<<<<

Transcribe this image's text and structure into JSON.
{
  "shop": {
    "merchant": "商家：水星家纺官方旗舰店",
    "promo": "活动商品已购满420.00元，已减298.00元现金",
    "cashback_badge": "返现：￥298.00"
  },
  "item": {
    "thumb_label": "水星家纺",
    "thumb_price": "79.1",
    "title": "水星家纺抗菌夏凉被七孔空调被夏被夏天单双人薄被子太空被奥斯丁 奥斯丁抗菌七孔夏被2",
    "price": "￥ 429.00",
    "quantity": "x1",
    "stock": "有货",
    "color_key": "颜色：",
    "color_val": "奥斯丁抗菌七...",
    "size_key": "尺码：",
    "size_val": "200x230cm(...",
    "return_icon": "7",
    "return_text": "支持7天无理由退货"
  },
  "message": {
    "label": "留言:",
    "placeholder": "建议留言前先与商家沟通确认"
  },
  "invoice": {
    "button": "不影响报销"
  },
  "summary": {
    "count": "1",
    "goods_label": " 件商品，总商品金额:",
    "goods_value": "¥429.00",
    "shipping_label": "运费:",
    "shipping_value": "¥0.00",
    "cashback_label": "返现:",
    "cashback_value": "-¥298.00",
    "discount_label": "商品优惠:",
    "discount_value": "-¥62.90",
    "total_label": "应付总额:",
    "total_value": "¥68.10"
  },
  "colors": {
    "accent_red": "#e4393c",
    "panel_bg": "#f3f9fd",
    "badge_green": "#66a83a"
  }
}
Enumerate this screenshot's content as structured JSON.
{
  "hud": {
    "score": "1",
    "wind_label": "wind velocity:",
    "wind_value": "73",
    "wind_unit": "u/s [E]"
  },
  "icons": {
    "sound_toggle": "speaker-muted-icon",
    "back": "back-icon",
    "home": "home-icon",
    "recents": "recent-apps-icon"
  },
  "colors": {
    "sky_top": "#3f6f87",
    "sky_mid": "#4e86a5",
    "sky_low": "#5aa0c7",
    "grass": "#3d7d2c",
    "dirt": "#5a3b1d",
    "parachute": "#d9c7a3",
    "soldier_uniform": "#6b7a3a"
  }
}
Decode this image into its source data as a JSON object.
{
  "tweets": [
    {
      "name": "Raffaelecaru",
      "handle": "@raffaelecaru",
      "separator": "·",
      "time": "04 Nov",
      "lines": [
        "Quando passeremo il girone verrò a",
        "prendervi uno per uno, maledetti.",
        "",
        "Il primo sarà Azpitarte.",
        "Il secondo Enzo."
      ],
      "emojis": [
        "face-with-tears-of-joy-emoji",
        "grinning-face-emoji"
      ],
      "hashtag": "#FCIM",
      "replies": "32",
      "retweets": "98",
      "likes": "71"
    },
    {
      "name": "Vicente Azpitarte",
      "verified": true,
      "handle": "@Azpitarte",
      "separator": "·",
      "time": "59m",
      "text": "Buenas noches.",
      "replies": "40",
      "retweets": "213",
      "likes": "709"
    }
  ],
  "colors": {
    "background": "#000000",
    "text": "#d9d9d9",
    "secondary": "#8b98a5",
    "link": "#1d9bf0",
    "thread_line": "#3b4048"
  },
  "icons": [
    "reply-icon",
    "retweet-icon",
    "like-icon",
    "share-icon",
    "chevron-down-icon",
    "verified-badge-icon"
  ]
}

>>>>

Show all lines in the entries above where the string "name" appears.

FULL ANSWER:
      "name": "Raffaelecaru",
      "name": "Vicente Azpitarte",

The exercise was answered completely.